Dataset items:
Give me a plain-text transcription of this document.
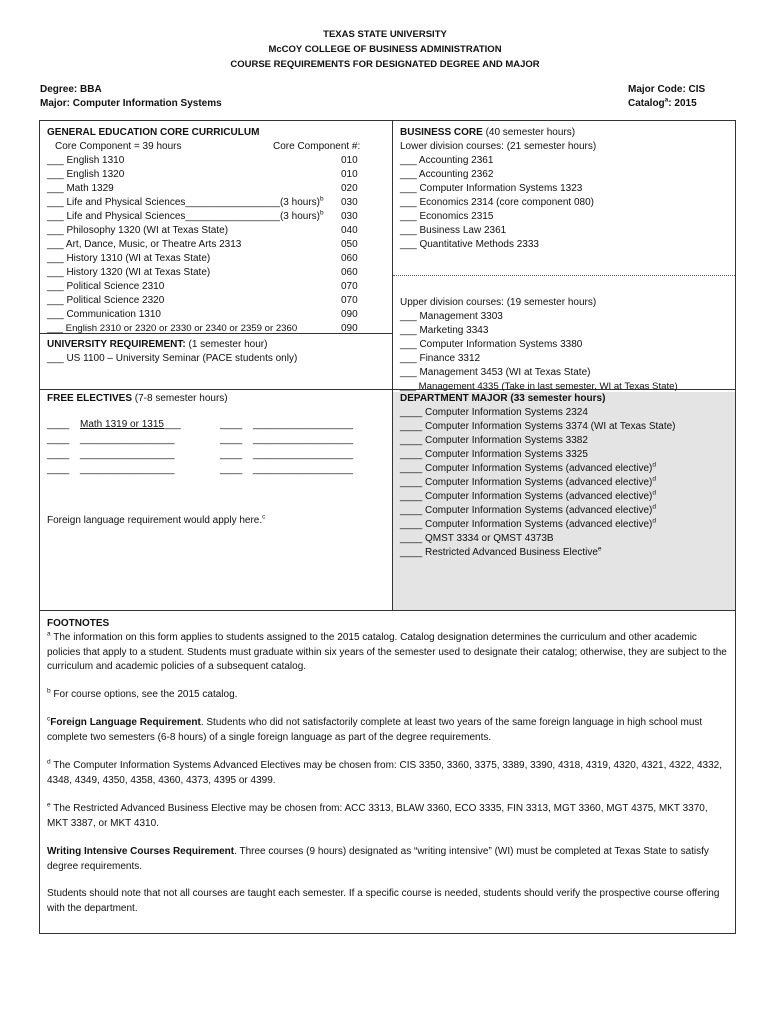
TEXAS STATE UNIVERSITY
McCOY COLLEGE OF BUSINESS ADMINISTRATION
COURSE REQUIREMENTS FOR DESIGNATED DEGREE AND MAJOR
Degree: BBA
Major: Computer Information Systems
Major Code: CIS
Catalog$^a$: 2015
GENERAL EDUCATION CORE CURRICULUM
Core Component = 39 hours	Core Component #:
___ English 1310	010
___ English 1320	010
___ Math 1329	020
___ Life and Physical Sciences_________________(3 hours)$^b$ 030
___ Life and Physical Sciences_________________(3 hours)$^b$ 030
___ Philosophy 1320 (WI at Texas State)	040
___ Art, Dance, Music, or Theatre Arts 2313	050
___ History 1310 (WI at Texas State)	060
___ History 1320 (WI at Texas State)	060
___ Political Science 2310	070
___ Political Science 2320	070
___ Communication 1310	090
___ English 2310 or 2320 or 2330 or 2340 or 2359 or 2360	090
UNIVERSITY REQUIREMENT: (1 semester hour)
___ US 1100 – University Seminar (PACE students only)
BUSINESS CORE (40 semester hours)
Lower division courses: (21 semester hours)
___ Accounting 2361
___ Accounting 2362
___ Computer Information Systems 1323
___ Economics 2314 (core component 080)
___ Economics 2315
___ Business Law 2361
___ Quantitative Methods 2333
Upper division courses: (19 semester hours)
___ Management 3303
___ Marketing 3343
___ Computer Information Systems 3380
___ Finance 3312
___ Management 3453 (WI at Texas State)
___ Management 4335 (Take in last semester, WI at Texas State)
FREE ELECTIVES (7-8 semester hours)
____ Math 1319 or 1315___	____ __________________
____ _________________	____ __________________
____ _________________	____ __________________
____ _________________	____ __________________
Foreign language requirement would apply here.$^c$
DEPARTMENT MAJOR (33 semester hours)
____ Computer Information Systems 2324
____ Computer Information Systems 3374 (WI at Texas State)
____ Computer Information Systems 3382
____ Computer Information Systems 3325
____ Computer Information Systems (advanced elective)$^d$
____ Computer Information Systems (advanced elective)$^d$
____ Computer Information Systems (advanced elective)$^d$
____ Computer Information Systems (advanced elective)$^d$
____ Computer Information Systems (advanced elective)$^d$
____ QMST 3334 or QMST 4373B
____ Restricted Advanced Business Elective$^e$
FOOTNOTES
$^a$ The information on this form applies to students assigned to the 2015 catalog. Catalog designation determines the curriculum and other academic policies that apply to a student. Students must graduate within six years of the semester used to designate their catalog; otherwise, they are subject to the curriculum and academic policies of a subsequent catalog.
$^b$ For course options, see the 2015 catalog.
$^c$Foreign Language Requirement. Students who did not satisfactorily complete at least two years of the same foreign language in high school must complete two semesters (6-8 hours) of a single foreign language as part of the degree requirements.
$^d$ The Computer Information Systems Advanced Electives may be chosen from: CIS 3350, 3360, 3375, 3389, 3390, 4318, 4319, 4320, 4321, 4322, 4332, 4348, 4349, 4350, 4358, 4360, 4373, 4395 or 4399.
$^e$ The Restricted Advanced Business Elective may be chosen from: ACC 3313, BLAW 3360, ECO 3335, FIN 3313, MGT 3360, MGT 4375, MKT 3370, MKT 3387, or MKT 4310.
Writing Intensive Courses Requirement. Three courses (9 hours) designated as “writing intensive” (WI) must be completed at Texas State to satisfy degree requirements.
Students should note that not all courses are taught each semester. If a specific course is needed, students should verify the prospective course offering with the department.
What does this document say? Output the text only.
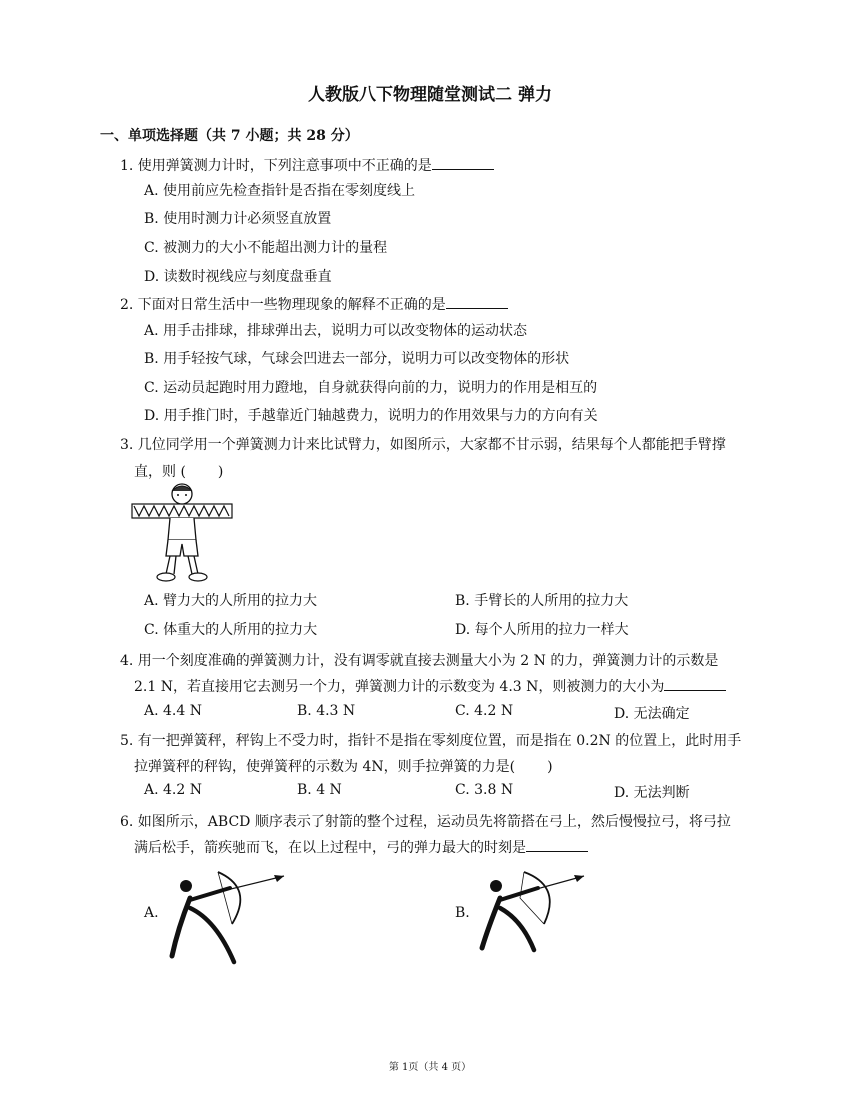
人教版八下物理随堂测试二 弹力
一、单项选择题（共 7 小题；共 28 分）
1. 使用弹簧测力计时，下列注意事项中不正确的是
A. 使用前应先检查指针是否指在零刻度线上
B. 使用时测力计必须竖直放置
C. 被测力的大小不能超出测力计的量程
D. 读数时视线应与刻度盘垂直
2. 下面对日常生活中一些物理现象的解释不正确的是
A. 用手击排球，排球弹出去，说明力可以改变物体的运动状态
B. 用手轻按气球，气球会凹进去一部分，说明力可以改变物体的形状
C. 运动员起跑时用力蹬地，自身就获得向前的力，说明力的作用是相互的
D. 用手推门时，手越靠近门轴越费力，说明力的作用效果与力的方向有关
3. 几位同学用一个弹簧测力计来比试臂力，如图所示，大家都不甘示弱，结果每个人都能把手臂撑
直，则 ( )
A. 臂力大的人所用的拉力大	B. 手臂长的人所用的拉力大
C. 体重大的人所用的拉力大	D. 每个人所用的拉力一样大
4. 用一个刻度准确的弹簧测力计，没有调零就直接去测量大小为 2 N 的力，弹簧测力计的示数是
2.1 N，若直接用它去测另一个力，弹簧测力计的示数变为 4.3 N，则被测力的大小为
A. 4.4 N	B. 4.3 N	C. 4.2 N	D. 无法确定
5. 有一把弹簧秤，秤钩上不受力时，指针不是指在零刻度位置，而是指在 0.2N 的位置上，此时用手
拉弹簧秤的秤钩，使弹簧秤的示数为 4N，则手拉弹簧的力是( )
A. 4.2 N	B. 4 N	C. 3.8 N	D. 无法判断
6. 如图所示，ABCD 顺序表示了射箭的整个过程，运动员先将箭搭在弓上，然后慢慢拉弓，将弓拉
满后松手，箭疾驰而飞，在以上过程中，弓的弹力最大的时刻是
A.	B.
第 1页（共 4 页）
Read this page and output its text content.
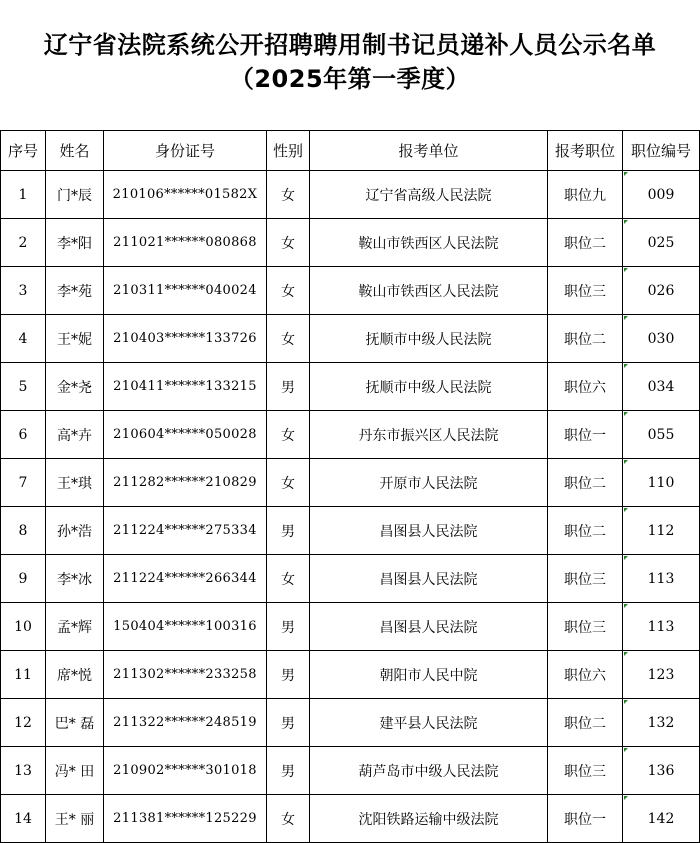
辽宁省法院系统公开招聘聘用制书记员递补人员公示名单
（2025年第一季度）
序号	姓名	身份证号	性别	报考单位	报考职位	职位编号
1	门*辰	210106******01582X	女	辽宁省高级人民法院	职位九	009
2	李*阳	211021******080868	女	鞍山市铁西区人民法院	职位二	025
3	李*苑	210311******040024	女	鞍山市铁西区人民法院	职位三	026
4	王*妮	210403******133726	女	抚顺市中级人民法院	职位二	030
5	金*尧	210411******133215	男	抚顺市中级人民法院	职位六	034
6	高*卉	210604******050028	女	丹东市振兴区人民法院	职位一	055
7	王*琪	211282******210829	女	开原市人民法院	职位二	110
8	孙*浩	211224******275334	男	昌图县人民法院	职位二	112
9	李*冰	211224******266344	女	昌图县人民法院	职位三	113
10	孟*辉	150404******100316	男	昌图县人民法院	职位三	113
11	席*悦	211302******233258	男	朝阳市人民中院	职位六	123
12	巴* 磊	211322******248519	男	建平县人民法院	职位二	132
13	冯* 田	210902******301018	男	葫芦岛市中级人民法院	职位三	136
14	王* 丽	211381******125229	女	沈阳铁路运输中级法院	职位一	142
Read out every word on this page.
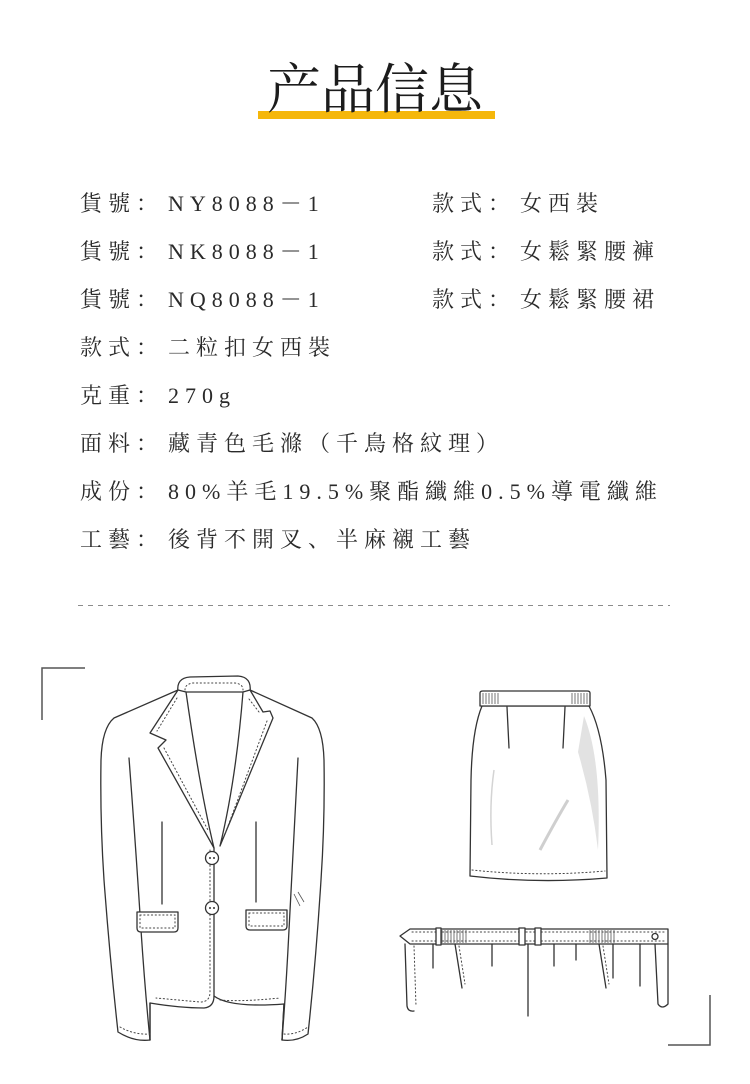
产品信息
貨號： NY8088－1	款式： 女西裝
貨號： NK8088－1	款式： 女鬆緊腰褲
貨號： NQ8088－1	款式： 女鬆緊腰裙
款式： 二粒扣女西裝
克重： 270g
面料： 藏青色毛滌（千鳥格紋理）
成份： 80%羊毛19.5%聚酯纖維0.5%導電纖維
工藝： 後背不開叉、半麻襯工藝
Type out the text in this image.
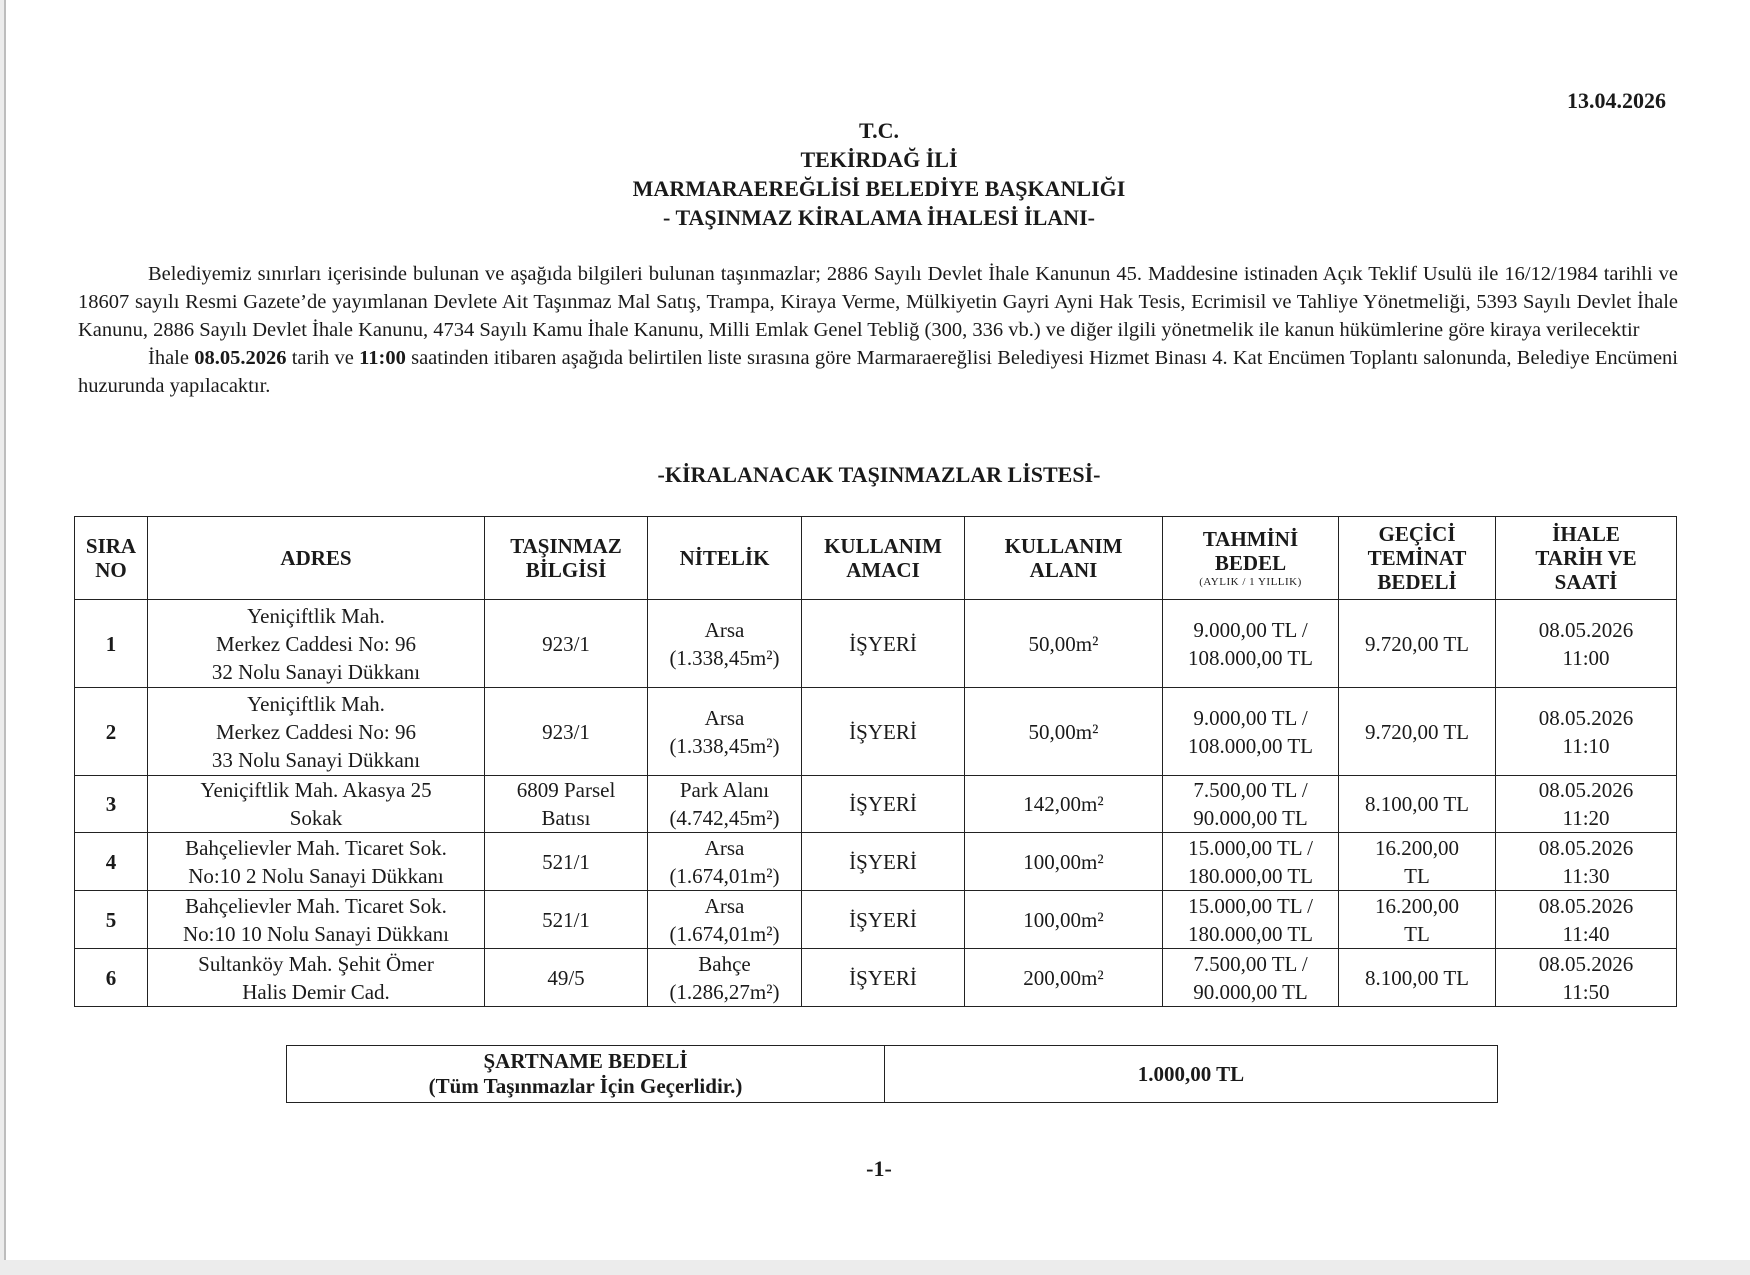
13.04.2026
T.C.
TEKİRDAĞ İLİ
MARMARAEREĞLİSİ BELEDİYE BAŞKANLIĞI
- TAŞINMAZ KİRALAMA İHALESİ İLANI-

Belediyemiz sınırları içerisinde bulunan ve aşağıda bilgileri bulunan taşınmazlar; 2886 Sayılı Devlet İhale Kanunun 45. Maddesine istinaden Açık Teklif Usulü ile 16/12/1984 tarihli ve 18607 sayılı Resmi Gazete’de yayımlanan Devlete Ait Taşınmaz Mal Satış, Trampa, Kiraya Verme, Mülkiyetin Gayri Ayni Hak Tesis, Ecrimisil ve Tahliye Yönetmeliği, 5393 Sayılı Devlet İhale Kanunu, 2886 Sayılı Devlet İhale Kanunu, 4734 Sayılı Kamu İhale Kanunu, Milli Emlak Genel Tebliğ (300, 336 vb.) ve diğer ilgili yönetmelik ile kanun hükümlerine göre kiraya verilecektir

İhale 08.05.2026 tarih ve 11:00 saatinden itibaren aşağıda belirtilen liste sırasına göre Marmaraereğlisi Belediyesi Hizmet Binası 4. Kat Encümen Toplantı salonunda, Belediye Encümeni huzurunda yapılacaktır.

-KİRALANACAK TAŞINMAZLAR LİSTESİ-
SIRA
NO	ADRES	TAŞINMAZ
BİLGİSİ	NİTELİK	KULLANIM
AMACI	KULLANIM
ALANI	TAHMİNİ
BEDEL
(AYLIK / 1 YILLIK)	GEÇİCİ
TEMİNAT
BEDELİ	İHALE
TARİH VE
SAATİ
1	Yeniçiftlik Mah.
Merkez Caddesi No: 96
32 Nolu Sanayi Dükkanı	923/1	Arsa
(1.338,45m²)	İŞYERİ	50,00m²	9.000,00 TL /
108.000,00 TL	9.720,00 TL	08.05.2026
11:00

2	Yeniçiftlik Mah.
Merkez Caddesi No: 96
33 Nolu Sanayi Dükkanı	923/1	Arsa
(1.338,45m²)	İŞYERİ	50,00m²	9.000,00 TL /
108.000,00 TL	9.720,00 TL	08.05.2026
11:10

3	Yeniçiftlik Mah. Akasya 25
Sokak	6809 Parsel
Batısı	Park Alanı
(4.742,45m²)	İŞYERİ	142,00m²	7.500,00 TL /
90.000,00 TL	8.100,00 TL	08.05.2026
11:20

4	Bahçelievler Mah. Ticaret Sok.
No:10 2 Nolu Sanayi Dükkanı	521/1	Arsa
(1.674,01m²)	İŞYERİ	100,00m²	15.000,00 TL /
180.000,00 TL	16.200,00
TL	08.05.2026
11:30

5	Bahçelievler Mah. Ticaret Sok.
No:10 10 Nolu Sanayi Dükkanı	521/1	Arsa
(1.674,01m²)	İŞYERİ	100,00m²	15.000,00 TL /
180.000,00 TL	16.200,00
TL	08.05.2026
11:40

6	Sultanköy Mah. Şehit Ömer
Halis Demir Cad.	49/5	Bahçe
(1.286,27m²)	İŞYERİ	200,00m²	7.500,00 TL /
90.000,00 TL	8.100,00 TL	08.05.2026
11:50
ŞARTNAME BEDELİ
(Tüm Taşınmazlar İçin Geçerlidir.)	1.000,00 TL
-1-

### WRITTEN PROBLEM
Lines that hold the word "text" are the ones to return, every one of them.

### SOLUTION BELOW
Give me a plain-text transcription of this document.
What does this document say? Output the text only.
Read this page and output its text content.
Type out the text in this image.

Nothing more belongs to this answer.